◆ Written request:
Locate every line below that contains the word "content" and copy it.

Stored data:
════

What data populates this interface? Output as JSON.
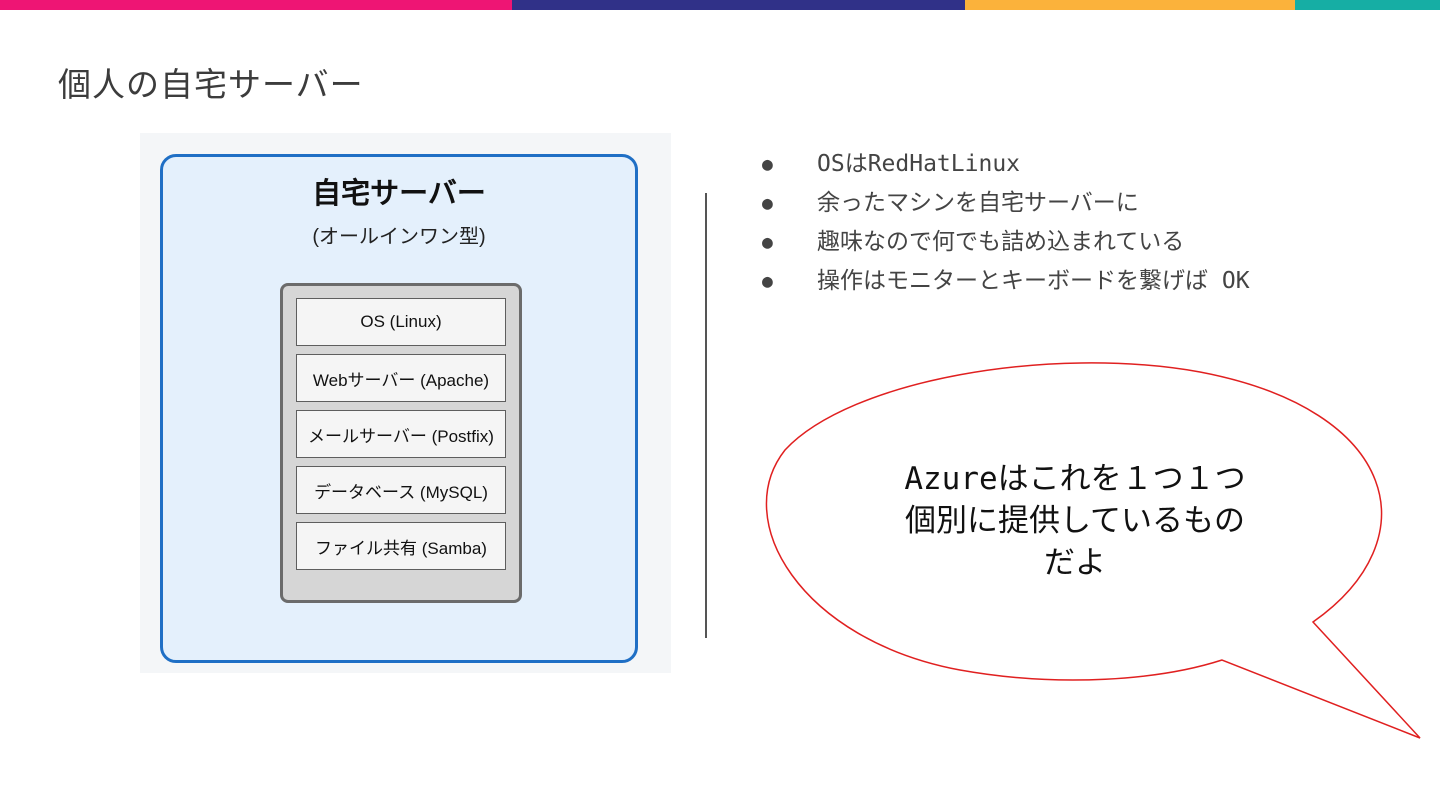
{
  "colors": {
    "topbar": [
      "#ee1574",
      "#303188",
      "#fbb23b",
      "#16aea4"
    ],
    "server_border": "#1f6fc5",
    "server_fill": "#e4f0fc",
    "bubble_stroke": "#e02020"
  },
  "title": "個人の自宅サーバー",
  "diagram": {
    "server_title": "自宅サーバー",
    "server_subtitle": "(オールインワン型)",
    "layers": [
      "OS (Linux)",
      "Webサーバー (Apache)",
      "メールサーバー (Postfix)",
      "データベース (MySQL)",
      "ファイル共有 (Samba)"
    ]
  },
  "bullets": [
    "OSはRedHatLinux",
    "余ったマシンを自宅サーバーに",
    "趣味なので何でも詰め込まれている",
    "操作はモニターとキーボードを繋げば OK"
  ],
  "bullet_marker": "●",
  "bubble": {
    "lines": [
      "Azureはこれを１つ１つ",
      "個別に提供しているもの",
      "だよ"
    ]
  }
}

════

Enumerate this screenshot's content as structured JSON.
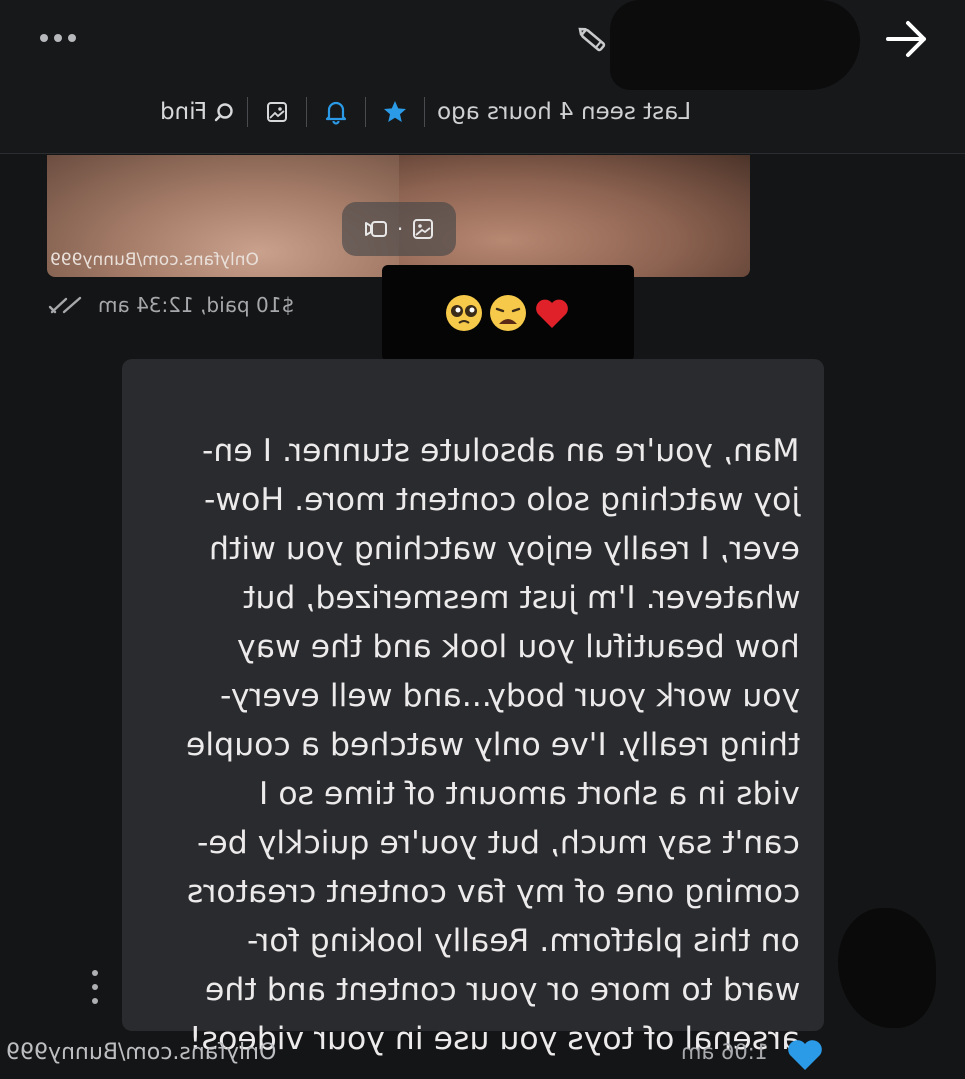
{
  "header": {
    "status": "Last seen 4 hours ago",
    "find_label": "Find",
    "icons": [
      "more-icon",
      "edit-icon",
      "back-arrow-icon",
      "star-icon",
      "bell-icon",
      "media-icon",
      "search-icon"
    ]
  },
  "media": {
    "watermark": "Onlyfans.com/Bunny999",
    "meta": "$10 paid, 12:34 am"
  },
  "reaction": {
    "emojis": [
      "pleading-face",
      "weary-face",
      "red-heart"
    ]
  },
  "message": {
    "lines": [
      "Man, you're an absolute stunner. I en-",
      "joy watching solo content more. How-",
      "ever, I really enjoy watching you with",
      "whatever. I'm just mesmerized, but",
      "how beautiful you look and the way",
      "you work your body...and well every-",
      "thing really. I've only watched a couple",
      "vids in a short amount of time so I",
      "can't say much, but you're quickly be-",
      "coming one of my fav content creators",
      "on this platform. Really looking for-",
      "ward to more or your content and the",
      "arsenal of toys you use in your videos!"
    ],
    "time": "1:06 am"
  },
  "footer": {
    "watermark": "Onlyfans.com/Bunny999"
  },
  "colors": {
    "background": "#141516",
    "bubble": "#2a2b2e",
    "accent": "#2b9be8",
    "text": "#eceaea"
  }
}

════

◆ Finished answer:
Enumerate this screenshot's content as structured JSON.
      "joy watching solo content more. How-",
      "coming one of my fav content creators",
      "ward to more or your content and the",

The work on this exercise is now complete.